Input material:
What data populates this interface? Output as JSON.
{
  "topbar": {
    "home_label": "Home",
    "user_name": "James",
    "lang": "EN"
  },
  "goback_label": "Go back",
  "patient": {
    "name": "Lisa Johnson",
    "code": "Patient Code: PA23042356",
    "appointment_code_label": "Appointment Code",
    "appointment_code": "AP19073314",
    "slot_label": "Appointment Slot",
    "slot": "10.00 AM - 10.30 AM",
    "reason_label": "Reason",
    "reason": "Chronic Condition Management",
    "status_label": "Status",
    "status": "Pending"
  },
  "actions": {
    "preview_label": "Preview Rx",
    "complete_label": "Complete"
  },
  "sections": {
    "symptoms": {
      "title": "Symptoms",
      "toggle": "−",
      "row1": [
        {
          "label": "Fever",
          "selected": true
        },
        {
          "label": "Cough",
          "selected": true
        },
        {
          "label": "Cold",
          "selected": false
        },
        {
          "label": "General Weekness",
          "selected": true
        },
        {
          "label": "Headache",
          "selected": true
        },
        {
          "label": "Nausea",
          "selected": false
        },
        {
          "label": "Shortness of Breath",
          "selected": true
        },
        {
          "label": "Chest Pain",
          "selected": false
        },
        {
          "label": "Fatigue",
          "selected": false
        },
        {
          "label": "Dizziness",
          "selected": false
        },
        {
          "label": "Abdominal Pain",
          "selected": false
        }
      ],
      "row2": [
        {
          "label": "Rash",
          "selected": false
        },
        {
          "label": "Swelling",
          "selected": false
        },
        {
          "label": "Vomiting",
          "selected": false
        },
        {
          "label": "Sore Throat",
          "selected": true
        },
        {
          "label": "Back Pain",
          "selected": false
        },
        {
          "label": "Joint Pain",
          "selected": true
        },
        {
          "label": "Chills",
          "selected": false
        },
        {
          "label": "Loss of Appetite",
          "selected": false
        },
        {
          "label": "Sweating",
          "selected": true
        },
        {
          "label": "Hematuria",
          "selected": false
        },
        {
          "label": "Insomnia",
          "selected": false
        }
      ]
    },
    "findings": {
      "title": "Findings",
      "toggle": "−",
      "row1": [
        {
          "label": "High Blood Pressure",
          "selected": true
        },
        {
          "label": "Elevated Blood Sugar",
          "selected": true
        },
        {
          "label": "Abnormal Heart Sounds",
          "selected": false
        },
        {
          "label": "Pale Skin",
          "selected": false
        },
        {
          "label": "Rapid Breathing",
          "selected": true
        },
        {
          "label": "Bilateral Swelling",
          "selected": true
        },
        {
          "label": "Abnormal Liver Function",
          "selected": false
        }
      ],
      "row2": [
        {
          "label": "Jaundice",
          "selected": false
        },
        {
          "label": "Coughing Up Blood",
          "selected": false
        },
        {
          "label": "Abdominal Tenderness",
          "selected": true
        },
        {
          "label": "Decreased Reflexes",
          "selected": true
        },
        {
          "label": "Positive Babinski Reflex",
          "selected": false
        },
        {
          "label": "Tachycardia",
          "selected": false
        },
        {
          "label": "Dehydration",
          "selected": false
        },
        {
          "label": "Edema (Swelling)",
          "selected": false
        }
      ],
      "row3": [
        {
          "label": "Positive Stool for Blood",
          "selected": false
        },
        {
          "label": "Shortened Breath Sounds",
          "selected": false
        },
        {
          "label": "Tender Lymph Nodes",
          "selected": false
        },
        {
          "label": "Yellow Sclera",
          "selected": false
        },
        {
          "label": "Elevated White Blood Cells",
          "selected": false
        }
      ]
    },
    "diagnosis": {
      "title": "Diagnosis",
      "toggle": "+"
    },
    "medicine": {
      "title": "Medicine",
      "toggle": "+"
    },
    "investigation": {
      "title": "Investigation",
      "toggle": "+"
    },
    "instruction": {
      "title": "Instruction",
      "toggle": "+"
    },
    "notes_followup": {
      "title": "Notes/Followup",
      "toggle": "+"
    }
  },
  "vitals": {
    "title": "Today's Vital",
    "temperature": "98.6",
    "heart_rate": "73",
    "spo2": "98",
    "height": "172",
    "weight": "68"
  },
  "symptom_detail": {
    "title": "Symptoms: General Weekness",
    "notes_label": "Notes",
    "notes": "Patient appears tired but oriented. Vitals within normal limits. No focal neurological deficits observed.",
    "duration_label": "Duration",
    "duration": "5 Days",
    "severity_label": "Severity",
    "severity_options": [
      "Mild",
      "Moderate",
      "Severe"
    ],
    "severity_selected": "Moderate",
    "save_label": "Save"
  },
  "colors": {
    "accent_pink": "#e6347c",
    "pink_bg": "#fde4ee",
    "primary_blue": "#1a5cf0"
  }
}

Work order:
Your reply should consist of the records, copied exactly.

Task solution:
What data populates this interface? Output as JSON.
{
  "topbar": {
    "home_label": "Home",
    "user_name": "James",
    "lang": "EN"
  },
  "goback_label": "Go back",
  "patient": {
    "name": "Lisa Johnson",
    "code": "Patient Code: PA23042356",
    "appointment_code_label": "Appointment Code",
    "appointment_code": "AP19073314",
    "slot_label": "Appointment Slot",
    "slot": "10.00 AM - 10.30 AM",
    "reason_label": "Reason",
    "reason": "Chronic Condition Management",
    "status_label": "Status",
    "status": "Pending"
  },
  "actions": {
    "preview_label": "Preview Rx",
    "complete_label": "Complete"
  },
  "sections": {
    "symptoms": {
      "title": "Symptoms",
      "toggle": "−",
      "row1": [
        {
          "label": "Fever",
          "selected": true
        },
        {
          "label": "Cough",
          "selected": true
        },
        {
          "label": "Cold",
          "selected": false
        },
        {
          "label": "General Weekness",
          "selected": true
        },
        {
          "label": "Headache",
          "selected": true
        },
        {
          "label": "Nausea",
          "selected": false
        },
        {
          "label": "Shortness of Breath",
          "selected": true
        },
        {
          "label": "Chest Pain",
          "selected": false
        },
        {
          "label": "Fatigue",
          "selected": false
        },
        {
          "label": "Dizziness",
          "selected": false
        },
        {
          "label": "Abdominal Pain",
          "selected": false
        }
      ],
      "row2": [
        {
          "label": "Rash",
          "selected": false
        },
        {
          "label": "Swelling",
          "selected": false
        },
        {
          "label": "Vomiting",
          "selected": false
        },
        {
          "label": "Sore Throat",
          "selected": true
        },
        {
          "label": "Back Pain",
          "selected": false
        },
        {
          "label": "Joint Pain",
          "selected": true
        },
        {
          "label": "Chills",
          "selected": false
        },
        {
          "label": "Loss of Appetite",
          "selected": false
        },
        {
          "label": "Sweating",
          "selected": true
        },
        {
          "label": "Hematuria",
          "selected": false
        },
        {
          "label": "Insomnia",
          "selected": false
        }
      ]
    },
    "findings": {
      "title": "Findings",
      "toggle": "−",
      "row1": [
        {
          "label": "High Blood Pressure",
          "selected": true
        },
        {
          "label": "Elevated Blood Sugar",
          "selected": true
        },
        {
          "label": "Abnormal Heart Sounds",
          "selected": false
        },
        {
          "label": "Pale Skin",
          "selected": false
        },
        {
          "label": "Rapid Breathing",
          "selected": true
        },
        {
          "label": "Bilateral Swelling",
          "selected": true
        },
        {
          "label": "Abnormal Liver Function",
          "selected": false
        }
      ],
      "row2": [
        {
          "label": "Jaundice",
          "selected": false
        },
        {
          "label": "Coughing Up Blood",
          "selected": false
        },
        {
          "label": "Abdominal Tenderness",
          "selected": true
        },
        {
          "label": "Decreased Reflexes",
          "selected": true
        },
        {
          "label": "Positive Babinski Reflex",
          "selected": false
        },
        {
          "label": "Tachycardia",
          "selected": false
        },
        {
          "label": "Dehydration",
          "selected": false
        },
        {
          "label": "Edema (Swelling)",
          "selected": false
        }
      ],
      "row3": [
        {
          "label": "Positive Stool for Blood",
          "selected": false
        },
        {
          "label": "Shortened Breath Sounds",
          "selected": false
        },
        {
          "label": "Tender Lymph Nodes",
          "selected": false
        },
        {
          "label": "Yellow Sclera",
          "selected": false
        },
        {
          "label": "Elevated White Blood Cells",
          "selected": false
        }
      ]
    },
    "diagnosis": {
      "title": "Diagnosis",
      "toggle": "+"
    },
    "medicine": {
      "title": "Medicine",
      "toggle": "+"
    },
    "investigation": {
      "title": "Investigation",
      "toggle": "+"
    },
    "instruction": {
      "title": "Instruction",
      "toggle": "+"
    },
    "notes_followup": {
      "title": "Notes/Followup",
      "toggle": "+"
    }
  },
  "vitals": {
    "title": "Today's Vital",
    "temperature": "98.6",
    "heart_rate": "73",
    "spo2": "98",
    "height": "172",
    "weight": "68"
  },
  "symptom_detail": {
    "title": "Symptoms: General Weekness",
    "notes_label": "Notes",
    "notes": "Patient appears tired but oriented. Vitals within normal limits. No focal neurological deficits observed.",
    "duration_label": "Duration",
    "duration": "5 Days",
    "severity_label": "Severity",
    "severity_options": [
      "Mild",
      "Moderate",
      "Severe"
    ],
    "severity_selected": "Moderate",
    "save_label": "Save"
  },
  "colors": {
    "accent_pink": "#e6347c",
    "pink_bg": "#fde4ee",
    "primary_blue": "#1a5cf0"
  }
}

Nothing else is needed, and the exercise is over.